> **Problem to work on**
Copy each line of the data below exactly, leaving out pictures.

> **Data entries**
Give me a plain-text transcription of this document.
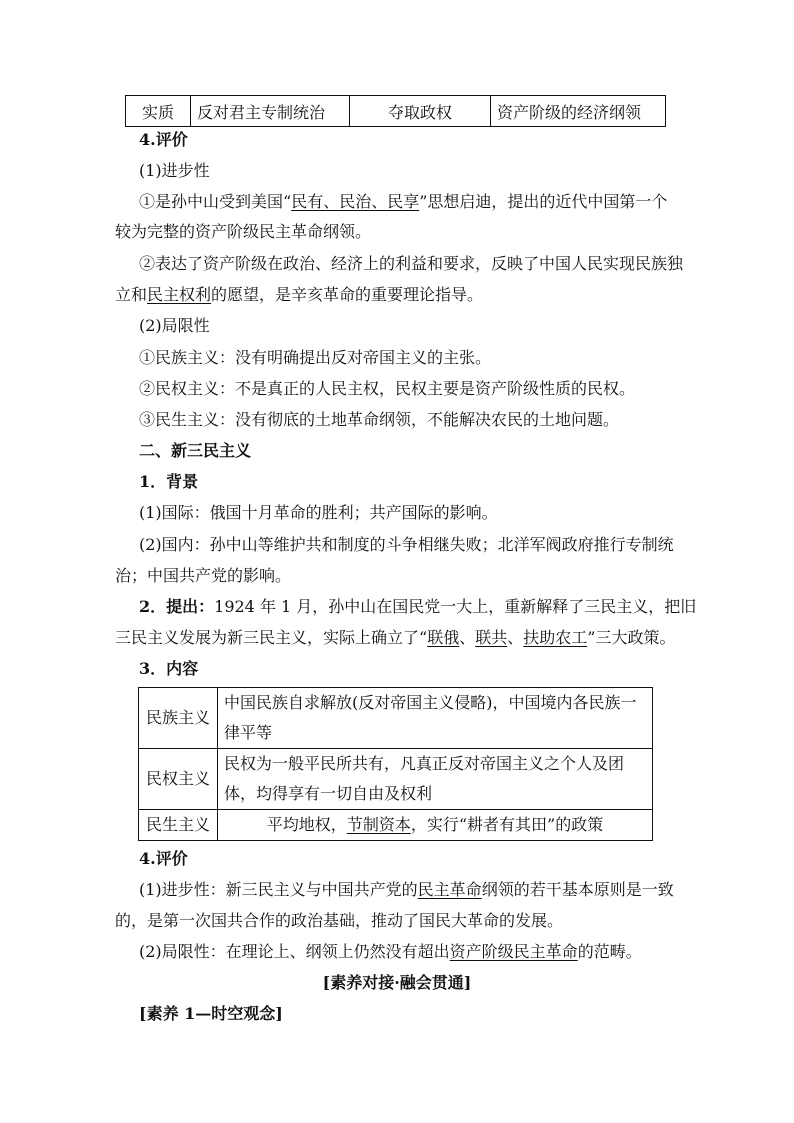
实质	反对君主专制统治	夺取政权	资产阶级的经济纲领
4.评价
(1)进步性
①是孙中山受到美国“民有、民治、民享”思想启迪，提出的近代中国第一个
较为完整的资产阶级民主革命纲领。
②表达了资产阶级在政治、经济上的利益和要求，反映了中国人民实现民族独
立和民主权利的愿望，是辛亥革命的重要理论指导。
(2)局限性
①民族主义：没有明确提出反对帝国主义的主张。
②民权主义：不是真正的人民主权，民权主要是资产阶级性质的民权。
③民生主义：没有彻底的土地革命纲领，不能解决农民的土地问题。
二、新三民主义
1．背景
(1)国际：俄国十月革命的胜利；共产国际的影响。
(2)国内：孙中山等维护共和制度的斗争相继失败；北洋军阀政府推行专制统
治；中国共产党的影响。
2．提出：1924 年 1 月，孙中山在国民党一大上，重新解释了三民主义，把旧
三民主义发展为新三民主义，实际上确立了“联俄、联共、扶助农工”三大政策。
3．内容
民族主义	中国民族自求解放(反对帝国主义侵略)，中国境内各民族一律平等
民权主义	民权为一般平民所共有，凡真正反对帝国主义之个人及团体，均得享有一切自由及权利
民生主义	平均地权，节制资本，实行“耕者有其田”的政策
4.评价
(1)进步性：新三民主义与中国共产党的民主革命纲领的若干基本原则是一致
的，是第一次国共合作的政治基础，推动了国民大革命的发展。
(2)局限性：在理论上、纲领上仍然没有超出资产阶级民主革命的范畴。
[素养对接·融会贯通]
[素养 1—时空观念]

> **Result**
Give me a plain-text transcription of this document.
实质	反对君主专制统治	夺取政权	资产阶级的经济纲领
4.评价
(1)进步性
①是孙中山受到美国“民有、民治、民享”思想启迪，提出的近代中国第一个
较为完整的资产阶级民主革命纲领。
②表达了资产阶级在政治、经济上的利益和要求，反映了中国人民实现民族独
立和民主权利的愿望，是辛亥革命的重要理论指导。
(2)局限性
①民族主义：没有明确提出反对帝国主义的主张。
②民权主义：不是真正的人民主权，民权主要是资产阶级性质的民权。
③民生主义：没有彻底的土地革命纲领，不能解决农民的土地问题。
二、新三民主义
1．背景
(1)国际：俄国十月革命的胜利；共产国际的影响。
(2)国内：孙中山等维护共和制度的斗争相继失败；北洋军阀政府推行专制统
治；中国共产党的影响。
2．提出：1924 年 1 月，孙中山在国民党一大上，重新解释了三民主义，把旧
三民主义发展为新三民主义，实际上确立了“联俄、联共、扶助农工”三大政策。
3．内容
民族主义	中国民族自求解放(反对帝国主义侵略)，中国境内各民族一律平等
民权主义	民权为一般平民所共有，凡真正反对帝国主义之个人及团体，均得享有一切自由及权利
民生主义	平均地权，节制资本，实行“耕者有其田”的政策
4.评价
(1)进步性：新三民主义与中国共产党的民主革命纲领的若干基本原则是一致
的，是第一次国共合作的政治基础，推动了国民大革命的发展。
(2)局限性：在理论上、纲领上仍然没有超出资产阶级民主革命的范畴。
[素养对接·融会贯通]
[素养 1—时空观念]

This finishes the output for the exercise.